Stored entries
....

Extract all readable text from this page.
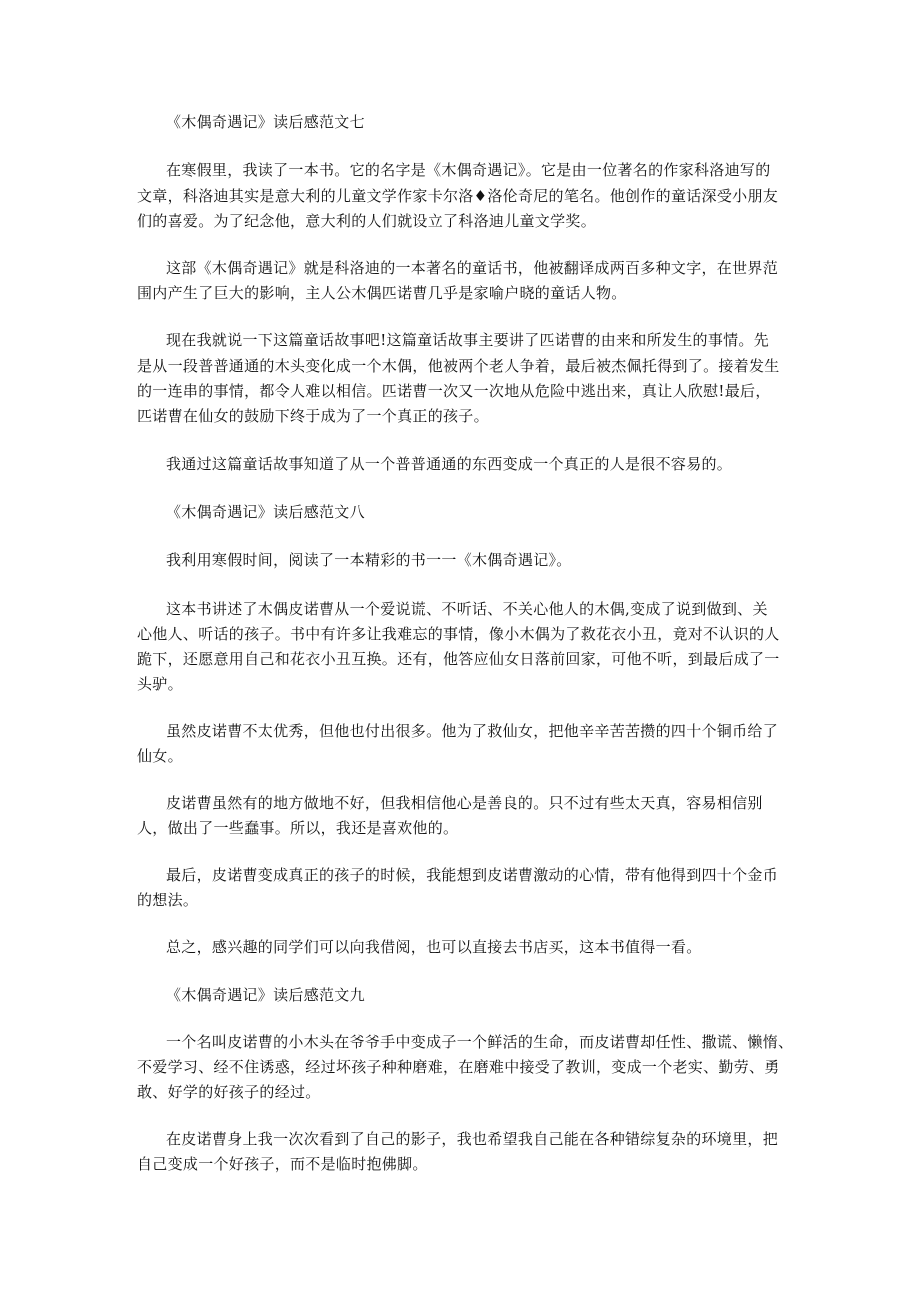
《木偶奇遇记》读后感范文七
在寒假里，我读了一本书。它的名字是《木偶奇遇记》。它是由一位著名的作家科洛迪写的
文章，科洛迪其实是意大利的儿童文学作家卡尔洛♦洛伦奇尼的笔名。他创作的童话深受小朋友
们的喜爱。为了纪念他，意大利的人们就设立了科洛迪儿童文学奖。
这部《木偶奇遇记》就是科洛迪的一本著名的童话书，他被翻译成两百多种文字，在世界范
围内产生了巨大的影响，主人公木偶匹诺曹几乎是家喻户晓的童话人物。
现在我就说一下这篇童话故事吧!这篇童话故事主要讲了匹诺曹的由来和所发生的事情。先
是从一段普普通通的木头变化成一个木偶，他被两个老人争着，最后被杰佩托得到了。接着发生
的一连串的事情，都令人难以相信。匹诺曹一次又一次地从危险中逃出来，真让人欣慰!最后，
匹诺曹在仙女的鼓励下终于成为了一个真正的孩子。
我通过这篇童话故事知道了从一个普普通通的东西变成一个真正的人是很不容易的。
《木偶奇遇记》读后感范文八
我利用寒假时间，阅读了一本精彩的书一一《木偶奇遇记》。
这本书讲述了木偶皮诺曹从一个爱说谎、不听话、不关心他人的木偶,变成了说到做到、关
心他人、听话的孩子。书中有许多让我难忘的事情，像小木偶为了救花衣小丑，竟对不认识的人
跪下，还愿意用自己和花衣小丑互换。还有，他答应仙女日落前回家，可他不听，到最后成了一
头驴。
虽然皮诺曹不太优秀，但他也付出很多。他为了救仙女，把他辛辛苦苦攒的四十个铜币给了
仙女。
皮诺曹虽然有的地方做地不好，但我相信他心是善良的。只不过有些太天真，容易相信别
人，做出了一些蠢事。所以，我还是喜欢他的。
最后，皮诺曹变成真正的孩子的时候，我能想到皮诺曹激动的心情，带有他得到四十个金币
的想法。
总之，感兴趣的同学们可以向我借阅，也可以直接去书店买，这本书值得一看。
《木偶奇遇记》读后感范文九
一个名叫皮诺曹的小木头在爷爷手中变成子一个鲜活的生命，而皮诺曹却任性、撒谎、懒惰、
不爱学习、经不住诱惑，经过坏孩子种种磨难，在磨难中接受了教训，变成一个老实、勤劳、勇
敢、好学的好孩子的经过。
在皮诺曹身上我一次次看到了自己的影子，我也希望我自己能在各种错综复杂的环境里，把
自己变成一个好孩子，而不是临时抱佛脚。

....

Given exercise
Nothing but the pictures may be dropped; output the records above exactly.

Exercise answer
Extract all readable text from this page.
《木偶奇遇记》读后感范文七
在寒假里，我读了一本书。它的名字是《木偶奇遇记》。它是由一位著名的作家科洛迪写的
文章，科洛迪其实是意大利的儿童文学作家卡尔洛♦洛伦奇尼的笔名。他创作的童话深受小朋友
们的喜爱。为了纪念他，意大利的人们就设立了科洛迪儿童文学奖。
这部《木偶奇遇记》就是科洛迪的一本著名的童话书，他被翻译成两百多种文字，在世界范
围内产生了巨大的影响，主人公木偶匹诺曹几乎是家喻户晓的童话人物。
现在我就说一下这篇童话故事吧!这篇童话故事主要讲了匹诺曹的由来和所发生的事情。先
是从一段普普通通的木头变化成一个木偶，他被两个老人争着，最后被杰佩托得到了。接着发生
的一连串的事情，都令人难以相信。匹诺曹一次又一次地从危险中逃出来，真让人欣慰!最后，
匹诺曹在仙女的鼓励下终于成为了一个真正的孩子。
我通过这篇童话故事知道了从一个普普通通的东西变成一个真正的人是很不容易的。
《木偶奇遇记》读后感范文八
我利用寒假时间，阅读了一本精彩的书一一《木偶奇遇记》。
这本书讲述了木偶皮诺曹从一个爱说谎、不听话、不关心他人的木偶,变成了说到做到、关
心他人、听话的孩子。书中有许多让我难忘的事情，像小木偶为了救花衣小丑，竟对不认识的人
跪下，还愿意用自己和花衣小丑互换。还有，他答应仙女日落前回家，可他不听，到最后成了一
头驴。
虽然皮诺曹不太优秀，但他也付出很多。他为了救仙女，把他辛辛苦苦攒的四十个铜币给了
仙女。
皮诺曹虽然有的地方做地不好，但我相信他心是善良的。只不过有些太天真，容易相信别
人，做出了一些蠢事。所以，我还是喜欢他的。
最后，皮诺曹变成真正的孩子的时候，我能想到皮诺曹激动的心情，带有他得到四十个金币
的想法。
总之，感兴趣的同学们可以向我借阅，也可以直接去书店买，这本书值得一看。
《木偶奇遇记》读后感范文九
一个名叫皮诺曹的小木头在爷爷手中变成子一个鲜活的生命，而皮诺曹却任性、撒谎、懒惰、
不爱学习、经不住诱惑，经过坏孩子种种磨难，在磨难中接受了教训，变成一个老实、勤劳、勇
敢、好学的好孩子的经过。
在皮诺曹身上我一次次看到了自己的影子，我也希望我自己能在各种错综复杂的环境里，把
自己变成一个好孩子，而不是临时抱佛脚。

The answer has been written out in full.